## Start Dataset

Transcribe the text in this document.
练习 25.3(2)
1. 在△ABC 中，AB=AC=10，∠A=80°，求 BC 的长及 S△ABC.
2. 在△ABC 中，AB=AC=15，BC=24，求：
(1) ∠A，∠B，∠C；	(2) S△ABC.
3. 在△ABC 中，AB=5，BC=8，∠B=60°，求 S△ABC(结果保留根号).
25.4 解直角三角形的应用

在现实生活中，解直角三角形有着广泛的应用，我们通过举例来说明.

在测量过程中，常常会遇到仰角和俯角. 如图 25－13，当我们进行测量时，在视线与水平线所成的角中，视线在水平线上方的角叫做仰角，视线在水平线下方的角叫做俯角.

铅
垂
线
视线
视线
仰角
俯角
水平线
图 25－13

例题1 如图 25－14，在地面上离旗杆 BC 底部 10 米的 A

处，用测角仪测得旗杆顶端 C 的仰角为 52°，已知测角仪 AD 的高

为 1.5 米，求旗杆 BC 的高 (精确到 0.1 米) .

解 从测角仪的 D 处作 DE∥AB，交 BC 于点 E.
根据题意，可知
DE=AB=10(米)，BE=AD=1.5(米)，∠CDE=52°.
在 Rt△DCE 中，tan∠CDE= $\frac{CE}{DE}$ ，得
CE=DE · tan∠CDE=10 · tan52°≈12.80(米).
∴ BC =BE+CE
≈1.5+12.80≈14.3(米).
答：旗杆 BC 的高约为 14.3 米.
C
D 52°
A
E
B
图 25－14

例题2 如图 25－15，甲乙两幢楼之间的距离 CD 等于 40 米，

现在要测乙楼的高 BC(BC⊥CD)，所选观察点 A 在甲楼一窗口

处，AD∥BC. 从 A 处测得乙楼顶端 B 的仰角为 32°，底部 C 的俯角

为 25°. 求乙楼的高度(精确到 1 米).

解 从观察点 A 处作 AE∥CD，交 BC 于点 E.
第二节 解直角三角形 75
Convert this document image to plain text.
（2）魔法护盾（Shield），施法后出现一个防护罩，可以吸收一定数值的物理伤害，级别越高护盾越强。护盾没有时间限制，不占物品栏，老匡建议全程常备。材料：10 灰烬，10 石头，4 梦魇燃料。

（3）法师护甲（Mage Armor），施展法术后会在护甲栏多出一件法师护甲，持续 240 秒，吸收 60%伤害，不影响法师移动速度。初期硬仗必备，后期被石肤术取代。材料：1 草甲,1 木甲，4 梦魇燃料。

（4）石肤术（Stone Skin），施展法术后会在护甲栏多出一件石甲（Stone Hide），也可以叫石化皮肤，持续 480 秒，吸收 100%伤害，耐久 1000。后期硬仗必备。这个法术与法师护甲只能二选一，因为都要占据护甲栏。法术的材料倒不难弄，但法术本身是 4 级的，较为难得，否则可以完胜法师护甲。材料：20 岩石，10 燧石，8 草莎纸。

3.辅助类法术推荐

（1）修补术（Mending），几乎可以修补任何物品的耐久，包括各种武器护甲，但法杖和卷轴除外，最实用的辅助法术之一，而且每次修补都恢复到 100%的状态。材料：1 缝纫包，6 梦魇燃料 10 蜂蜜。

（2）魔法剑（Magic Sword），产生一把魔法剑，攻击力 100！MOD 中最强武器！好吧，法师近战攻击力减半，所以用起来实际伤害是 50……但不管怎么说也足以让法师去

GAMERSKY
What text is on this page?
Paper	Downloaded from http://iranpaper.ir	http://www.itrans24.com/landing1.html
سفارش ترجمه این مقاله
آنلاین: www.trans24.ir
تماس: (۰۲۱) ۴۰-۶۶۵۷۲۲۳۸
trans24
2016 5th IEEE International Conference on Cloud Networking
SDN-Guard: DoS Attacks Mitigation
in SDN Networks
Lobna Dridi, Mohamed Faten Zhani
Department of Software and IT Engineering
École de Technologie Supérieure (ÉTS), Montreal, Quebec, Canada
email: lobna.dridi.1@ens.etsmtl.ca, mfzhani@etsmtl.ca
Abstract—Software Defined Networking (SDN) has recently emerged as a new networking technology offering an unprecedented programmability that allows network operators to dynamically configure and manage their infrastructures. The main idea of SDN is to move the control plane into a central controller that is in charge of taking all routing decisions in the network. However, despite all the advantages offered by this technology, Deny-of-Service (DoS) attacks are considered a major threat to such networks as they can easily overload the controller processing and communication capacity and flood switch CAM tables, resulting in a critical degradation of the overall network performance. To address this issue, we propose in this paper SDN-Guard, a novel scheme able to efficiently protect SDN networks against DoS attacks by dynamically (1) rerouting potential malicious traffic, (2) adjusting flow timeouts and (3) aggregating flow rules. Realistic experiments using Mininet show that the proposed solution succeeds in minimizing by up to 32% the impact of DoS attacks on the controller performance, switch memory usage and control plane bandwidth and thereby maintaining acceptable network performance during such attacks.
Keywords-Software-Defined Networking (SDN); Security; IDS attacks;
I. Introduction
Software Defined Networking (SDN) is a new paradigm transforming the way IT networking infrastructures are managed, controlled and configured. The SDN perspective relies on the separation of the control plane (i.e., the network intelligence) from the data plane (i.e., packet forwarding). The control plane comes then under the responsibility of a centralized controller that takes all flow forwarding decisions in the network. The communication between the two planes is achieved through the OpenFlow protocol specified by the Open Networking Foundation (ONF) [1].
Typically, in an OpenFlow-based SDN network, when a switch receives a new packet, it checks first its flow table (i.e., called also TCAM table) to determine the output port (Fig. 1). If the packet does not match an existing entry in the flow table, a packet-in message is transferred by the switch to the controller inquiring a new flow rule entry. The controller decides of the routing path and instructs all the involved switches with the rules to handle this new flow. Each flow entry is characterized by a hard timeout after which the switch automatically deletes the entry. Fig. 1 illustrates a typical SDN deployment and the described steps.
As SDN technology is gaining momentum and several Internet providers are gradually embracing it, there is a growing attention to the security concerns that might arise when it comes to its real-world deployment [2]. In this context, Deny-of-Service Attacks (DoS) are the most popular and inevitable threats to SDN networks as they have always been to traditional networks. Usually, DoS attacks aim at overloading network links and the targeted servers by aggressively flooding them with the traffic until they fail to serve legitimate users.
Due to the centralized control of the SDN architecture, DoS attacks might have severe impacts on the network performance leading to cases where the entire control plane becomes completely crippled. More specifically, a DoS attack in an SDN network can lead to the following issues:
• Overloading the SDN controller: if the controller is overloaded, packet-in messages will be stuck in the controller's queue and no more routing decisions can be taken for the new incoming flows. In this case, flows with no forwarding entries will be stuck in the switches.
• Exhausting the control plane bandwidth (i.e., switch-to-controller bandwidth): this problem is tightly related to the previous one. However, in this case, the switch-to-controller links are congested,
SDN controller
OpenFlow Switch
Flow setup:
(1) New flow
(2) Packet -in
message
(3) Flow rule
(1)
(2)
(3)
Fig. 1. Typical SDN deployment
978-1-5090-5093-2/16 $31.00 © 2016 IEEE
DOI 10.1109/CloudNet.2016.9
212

## End Dataset

### [Exercise aim]
The whole listing above needs to be written out again exactly.

### [Solution to this task]
Transcribe the text in this document.
练习 25.3(2)
1. 在△ABC 中，AB=AC=10，∠A=80°，求 BC 的长及 S△ABC.
2. 在△ABC 中，AB=AC=15，BC=24，求：
(1) ∠A，∠B，∠C；	(2) S△ABC.
3. 在△ABC 中，AB=5，BC=8，∠B=60°，求 S△ABC(结果保留根号).
25.4 解直角三角形的应用

在现实生活中，解直角三角形有着广泛的应用，我们通过举例来说明.

在测量过程中，常常会遇到仰角和俯角. 如图 25－13，当我们进行测量时，在视线与水平线所成的角中，视线在水平线上方的角叫做仰角，视线在水平线下方的角叫做俯角.

铅
垂
线
视线
视线
仰角
俯角
水平线
图 25－13

例题1 如图 25－14，在地面上离旗杆 BC 底部 10 米的 A

处，用测角仪测得旗杆顶端 C 的仰角为 52°，已知测角仪 AD 的高

为 1.5 米，求旗杆 BC 的高 (精确到 0.1 米) .

解 从测角仪的 D 处作 DE∥AB，交 BC 于点 E.
根据题意，可知
DE=AB=10(米)，BE=AD=1.5(米)，∠CDE=52°.
在 Rt△DCE 中，tan∠CDE= $\frac{CE}{DE}$ ，得
CE=DE · tan∠CDE=10 · tan52°≈12.80(米).
∴ BC =BE+CE
≈1.5+12.80≈14.3(米).
答：旗杆 BC 的高约为 14.3 米.
C
D 52°
A
E
B
图 25－14

例题2 如图 25－15，甲乙两幢楼之间的距离 CD 等于 40 米，

现在要测乙楼的高 BC(BC⊥CD)，所选观察点 A 在甲楼一窗口

处，AD∥BC. 从 A 处测得乙楼顶端 B 的仰角为 32°，底部 C 的俯角

为 25°. 求乙楼的高度(精确到 1 米).

解 从观察点 A 处作 AE∥CD，交 BC 于点 E.
第二节 解直角三角形 75
Convert this document image to plain text.
（2）魔法护盾（Shield），施法后出现一个防护罩，可以吸收一定数值的物理伤害，级别越高护盾越强。护盾没有时间限制，不占物品栏，老匡建议全程常备。材料：10 灰烬，10 石头，4 梦魇燃料。

（3）法师护甲（Mage Armor），施展法术后会在护甲栏多出一件法师护甲，持续 240 秒，吸收 60%伤害，不影响法师移动速度。初期硬仗必备，后期被石肤术取代。材料：1 草甲,1 木甲，4 梦魇燃料。

（4）石肤术（Stone Skin），施展法术后会在护甲栏多出一件石甲（Stone Hide），也可以叫石化皮肤，持续 480 秒，吸收 100%伤害，耐久 1000。后期硬仗必备。这个法术与法师护甲只能二选一，因为都要占据护甲栏。法术的材料倒不难弄，但法术本身是 4 级的，较为难得，否则可以完胜法师护甲。材料：20 岩石，10 燧石，8 草莎纸。

3.辅助类法术推荐

（1）修补术（Mending），几乎可以修补任何物品的耐久，包括各种武器护甲，但法杖和卷轴除外，最实用的辅助法术之一，而且每次修补都恢复到 100%的状态。材料：1 缝纫包，6 梦魇燃料 10 蜂蜜。

（2）魔法剑（Magic Sword），产生一把魔法剑，攻击力 100！MOD 中最强武器！好吧，法师近战攻击力减半，所以用起来实际伤害是 50……但不管怎么说也足以让法师去

GAMERSKY
What text is on this page?
Paper	Downloaded from http://iranpaper.ir	http://www.itrans24.com/landing1.html
سفارش ترجمه این مقاله
آنلاین: www.trans24.ir
تماس: (۰۲۱) ۴۰-۶۶۵۷۲۲۳۸
trans24
2016 5th IEEE International Conference on Cloud Networking
SDN-Guard: DoS Attacks Mitigation
in SDN Networks
Lobna Dridi, Mohamed Faten Zhani
Department of Software and IT Engineering
École de Technologie Supérieure (ÉTS), Montreal, Quebec, Canada
email: lobna.dridi.1@ens.etsmtl.ca, mfzhani@etsmtl.ca
Abstract—Software Defined Networking (SDN) has recently emerged as a new networking technology offering an unprecedented programmability that allows network operators to dynamically configure and manage their infrastructures. The main idea of SDN is to move the control plane into a central controller that is in charge of taking all routing decisions in the network. However, despite all the advantages offered by this technology, Deny-of-Service (DoS) attacks are considered a major threat to such networks as they can easily overload the controller processing and communication capacity and flood switch CAM tables, resulting in a critical degradation of the overall network performance. To address this issue, we propose in this paper SDN-Guard, a novel scheme able to efficiently protect SDN networks against DoS attacks by dynamically (1) rerouting potential malicious traffic, (2) adjusting flow timeouts and (3) aggregating flow rules. Realistic experiments using Mininet show that the proposed solution succeeds in minimizing by up to 32% the impact of DoS attacks on the controller performance, switch memory usage and control plane bandwidth and thereby maintaining acceptable network performance during such attacks.
Keywords-Software-Defined Networking (SDN); Security; IDS attacks;
I. Introduction
Software Defined Networking (SDN) is a new paradigm transforming the way IT networking infrastructures are managed, controlled and configured. The SDN perspective relies on the separation of the control plane (i.e., the network intelligence) from the data plane (i.e., packet forwarding). The control plane comes then under the responsibility of a centralized controller that takes all flow forwarding decisions in the network. The communication between the two planes is achieved through the OpenFlow protocol specified by the Open Networking Foundation (ONF) [1].
Typically, in an OpenFlow-based SDN network, when a switch receives a new packet, it checks first its flow table (i.e., called also TCAM table) to determine the output port (Fig. 1). If the packet does not match an existing entry in the flow table, a packet-in message is transferred by the switch to the controller inquiring a new flow rule entry. The controller decides of the routing path and instructs all the involved switches with the rules to handle this new flow. Each flow entry is characterized by a hard timeout after which the switch automatically deletes the entry. Fig. 1 illustrates a typical SDN deployment and the described steps.
As SDN technology is gaining momentum and several Internet providers are gradually embracing it, there is a growing attention to the security concerns that might arise when it comes to its real-world deployment [2]. In this context, Deny-of-Service Attacks (DoS) are the most popular and inevitable threats to SDN networks as they have always been to traditional networks. Usually, DoS attacks aim at overloading network links and the targeted servers by aggressively flooding them with the traffic until they fail to serve legitimate users.
Due to the centralized control of the SDN architecture, DoS attacks might have severe impacts on the network performance leading to cases where the entire control plane becomes completely crippled. More specifically, a DoS attack in an SDN network can lead to the following issues:
• Overloading the SDN controller: if the controller is overloaded, packet-in messages will be stuck in the controller's queue and no more routing decisions can be taken for the new incoming flows. In this case, flows with no forwarding entries will be stuck in the switches.
• Exhausting the control plane bandwidth (i.e., switch-to-controller bandwidth): this problem is tightly related to the previous one. However, in this case, the switch-to-controller links are congested,
SDN controller
OpenFlow Switch
Flow setup:
(1) New flow
(2) Packet -in
message
(3) Flow rule
(1)
(2)
(3)
Fig. 1. Typical SDN deployment
978-1-5090-5093-2/16 $31.00 © 2016 IEEE
DOI 10.1109/CloudNet.2016.9
212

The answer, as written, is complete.